Stated problem
Put each line of the items below into a JSON list of strings, one string per line, with blank lines and the pictures left out.

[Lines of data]
━━━━━━━━━━
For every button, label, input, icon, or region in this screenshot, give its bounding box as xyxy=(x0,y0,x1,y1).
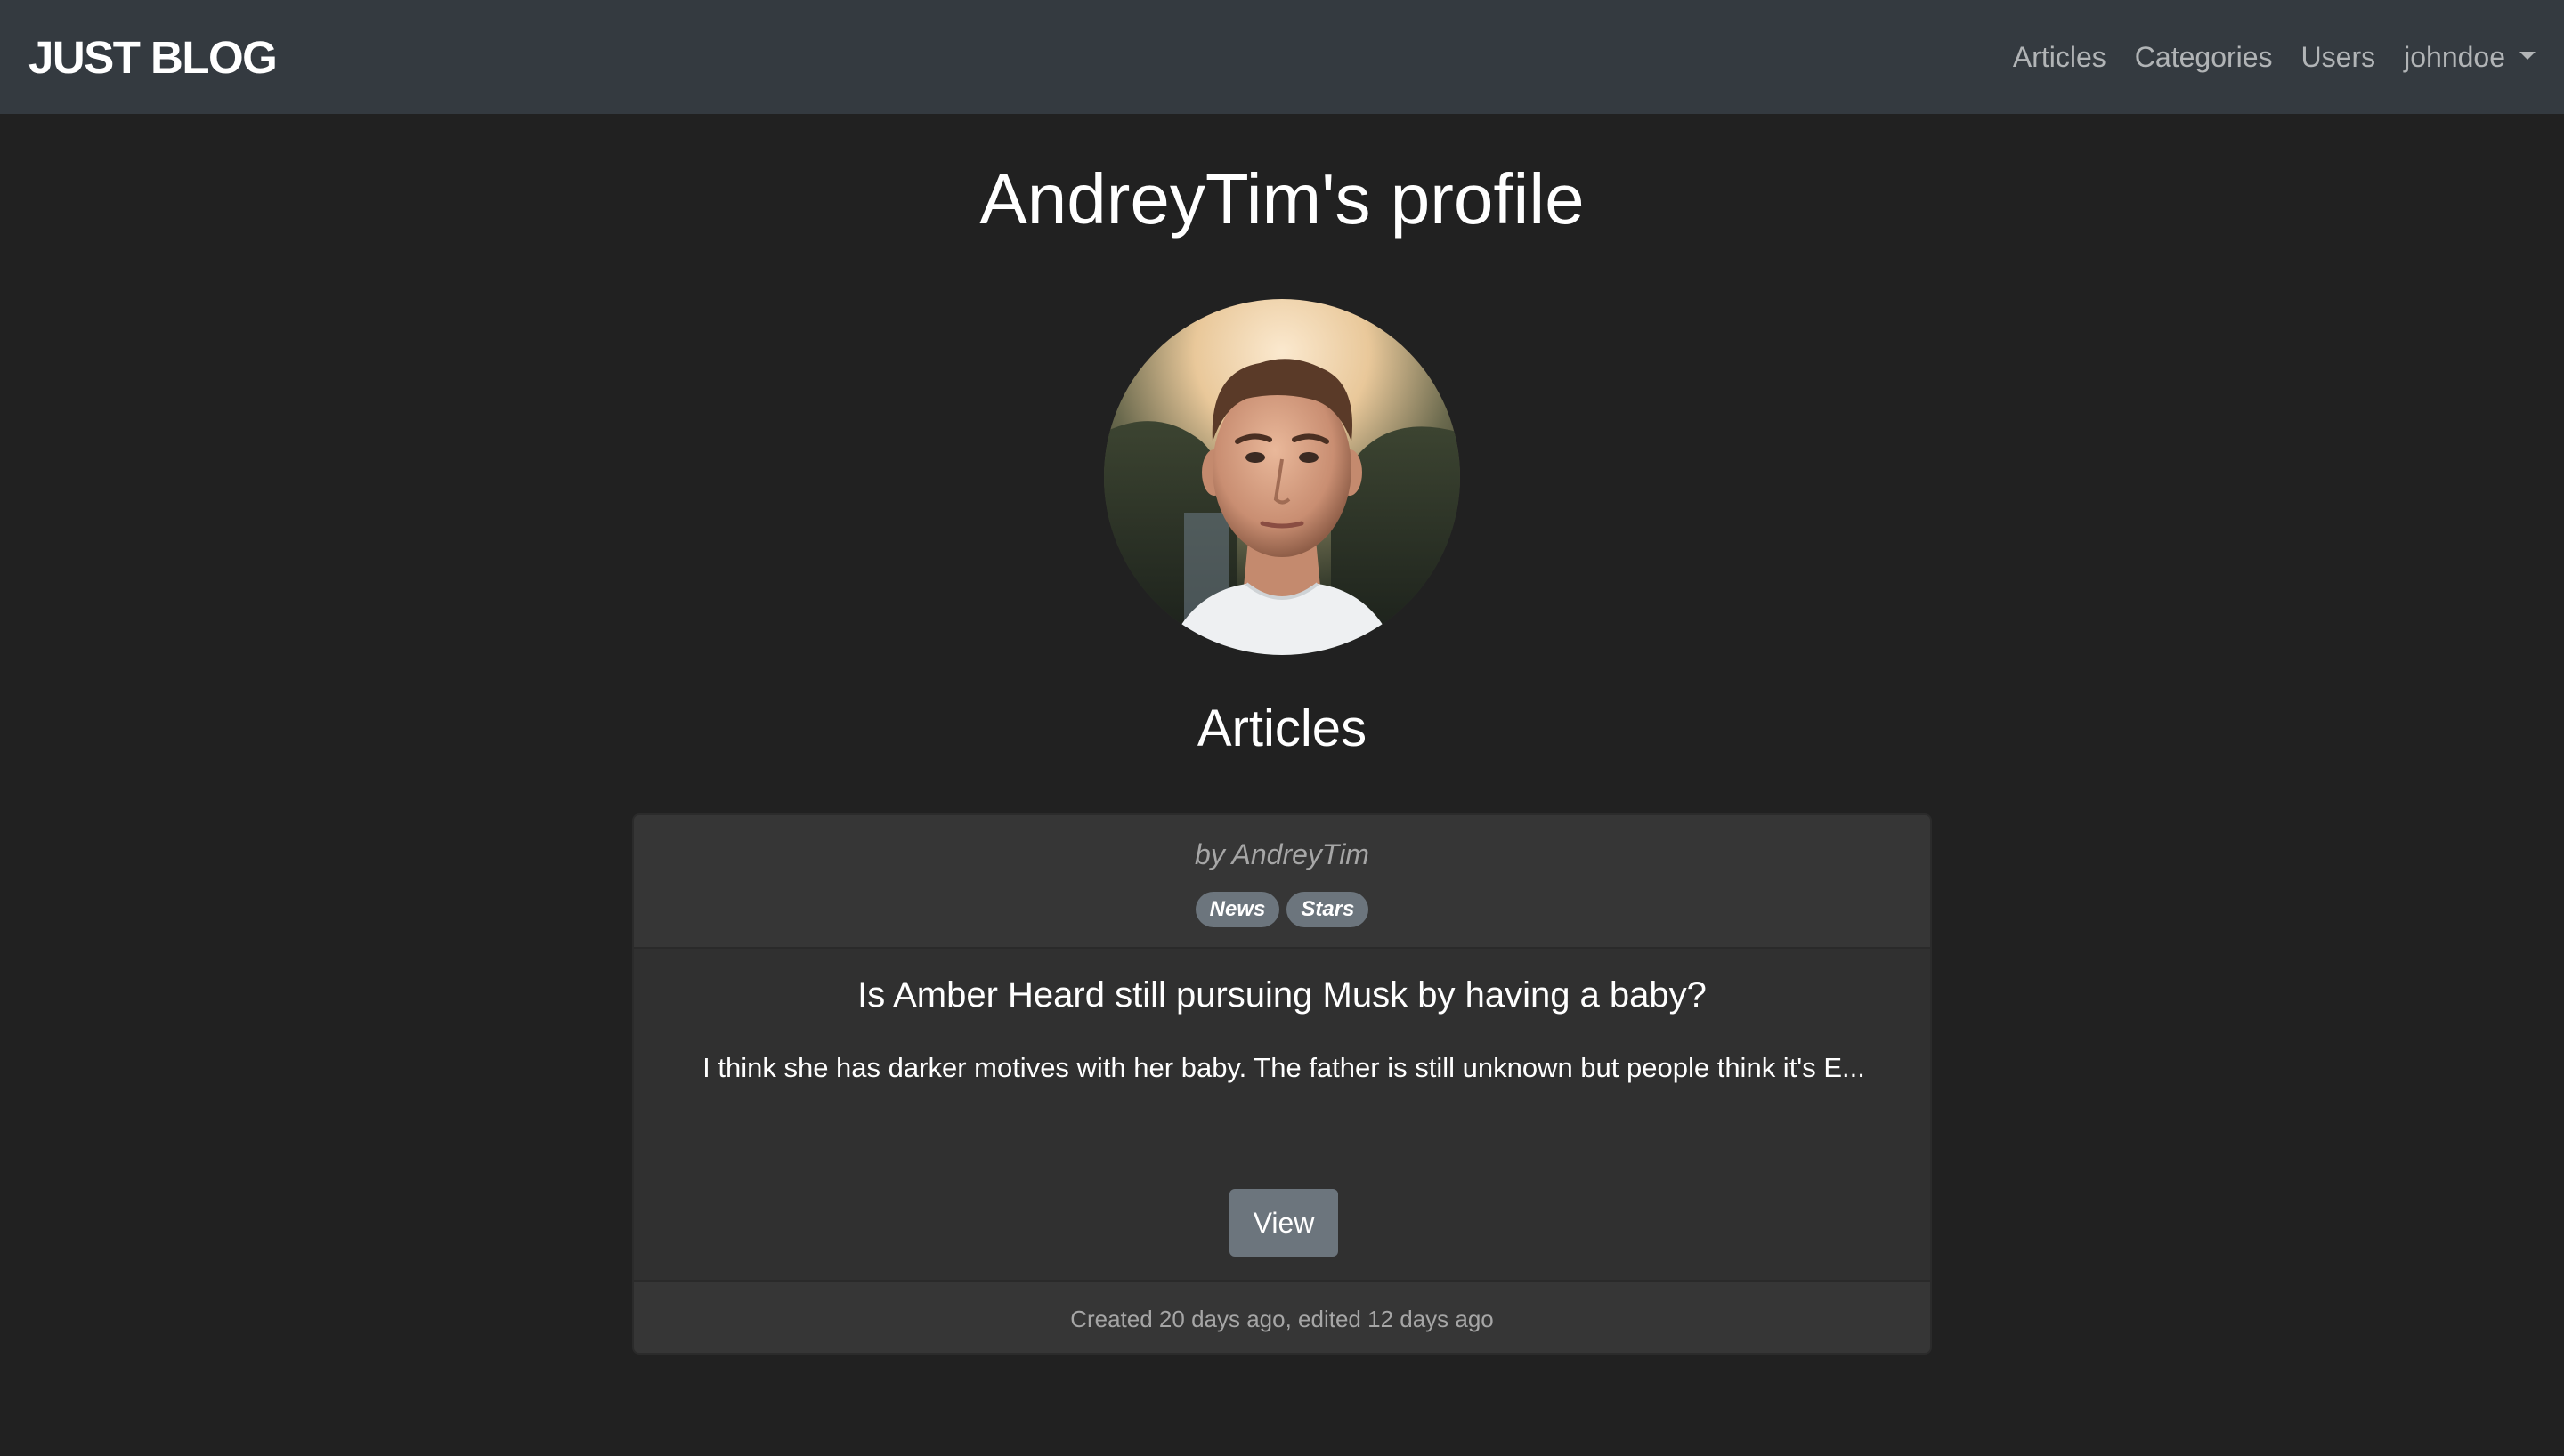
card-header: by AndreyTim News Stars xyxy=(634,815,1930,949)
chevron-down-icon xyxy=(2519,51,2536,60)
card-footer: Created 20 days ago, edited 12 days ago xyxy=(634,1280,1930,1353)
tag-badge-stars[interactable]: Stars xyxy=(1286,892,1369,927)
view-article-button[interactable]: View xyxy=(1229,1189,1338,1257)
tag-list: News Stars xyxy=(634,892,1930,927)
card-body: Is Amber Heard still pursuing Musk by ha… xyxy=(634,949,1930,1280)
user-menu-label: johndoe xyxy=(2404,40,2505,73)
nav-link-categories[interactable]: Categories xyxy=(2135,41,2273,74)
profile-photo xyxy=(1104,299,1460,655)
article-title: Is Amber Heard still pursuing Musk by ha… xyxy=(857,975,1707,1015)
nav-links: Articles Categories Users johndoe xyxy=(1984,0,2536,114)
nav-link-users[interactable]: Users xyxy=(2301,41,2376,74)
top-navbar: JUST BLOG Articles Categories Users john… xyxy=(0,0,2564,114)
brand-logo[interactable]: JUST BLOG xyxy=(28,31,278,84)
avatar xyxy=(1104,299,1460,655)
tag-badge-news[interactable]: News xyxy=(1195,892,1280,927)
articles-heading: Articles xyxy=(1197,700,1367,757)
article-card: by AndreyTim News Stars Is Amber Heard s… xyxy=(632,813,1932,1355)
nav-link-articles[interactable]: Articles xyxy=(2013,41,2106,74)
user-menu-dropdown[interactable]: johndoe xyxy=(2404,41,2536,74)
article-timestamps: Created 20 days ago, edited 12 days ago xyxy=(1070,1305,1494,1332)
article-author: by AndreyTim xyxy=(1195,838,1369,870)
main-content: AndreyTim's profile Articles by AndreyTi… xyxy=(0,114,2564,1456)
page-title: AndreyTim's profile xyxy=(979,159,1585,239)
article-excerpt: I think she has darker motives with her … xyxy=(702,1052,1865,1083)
━━━━━━━━━━
Full response
[
  "For every button, label, input, icon, or region in this screenshot, give its bounding box as xyxy=(x0,y0,x1,y1).",
  "card-header: by AndreyTim News Stars xyxy=(634,815,1930,949)",
  "chevron-down-icon xyxy=(2519,51,2536,60)",
  "card-footer: Created 20 days ago, edited 12 days ago xyxy=(634,1280,1930,1353)",
  "tag-badge-stars[interactable]: Stars xyxy=(1286,892,1369,927)",
  "view-article-button[interactable]: View xyxy=(1229,1189,1338,1257)",
  "tag-list: News Stars xyxy=(634,892,1930,927)",
  "card-body: Is Amber Heard still pursuing Musk by ha… xyxy=(634,949,1930,1280)",
  "user-menu-label: johndoe xyxy=(2404,40,2505,73)",
  "nav-link-categories[interactable]: Categories xyxy=(2135,41,2273,74)",
  "profile-photo xyxy=(1104,299,1460,655)",
  "article-title: Is Amber Heard still pursuing Musk by ha… xyxy=(857,975,1707,1015)",
  "nav-links: Articles Categories Users johndoe xyxy=(1984,0,2536,114)",
  "nav-link-users[interactable]: Users xyxy=(2301,41,2376,74)",
  "top-navbar: JUST BLOG Articles Categories Users john… xyxy=(0,0,2564,114)",
  "brand-logo[interactable]: JUST BLOG xyxy=(28,31,278,84)",
  "avatar xyxy=(1104,299,1460,655)",
  "tag-badge-news[interactable]: News xyxy=(1195,892,1280,927)",
  "articles-heading: Articles xyxy=(1197,700,1367,757)",
  "article-card: by AndreyTim News Stars Is Amber Heard s… xyxy=(632,813,1932,1355)",
  "nav-link-articles[interactable]: Articles xyxy=(2013,41,2106,74)",
  "user-menu-dropdown[interactable]: johndoe xyxy=(2404,41,2536,74)",
  "article-timestamps: Created 20 days ago, edited 12 days ago xyxy=(1070,1305,1494,1332)",
  "article-author: by AndreyTim xyxy=(1195,838,1369,870)",
  "main-content: AndreyTim's profile Articles by AndreyTi… xyxy=(0,114,2564,1456)",
  "page-title: AndreyTim's profile xyxy=(979,159,1585,239)",
  "article-excerpt: I think she has darker motives with her … xyxy=(702,1052,1865,1083)"
]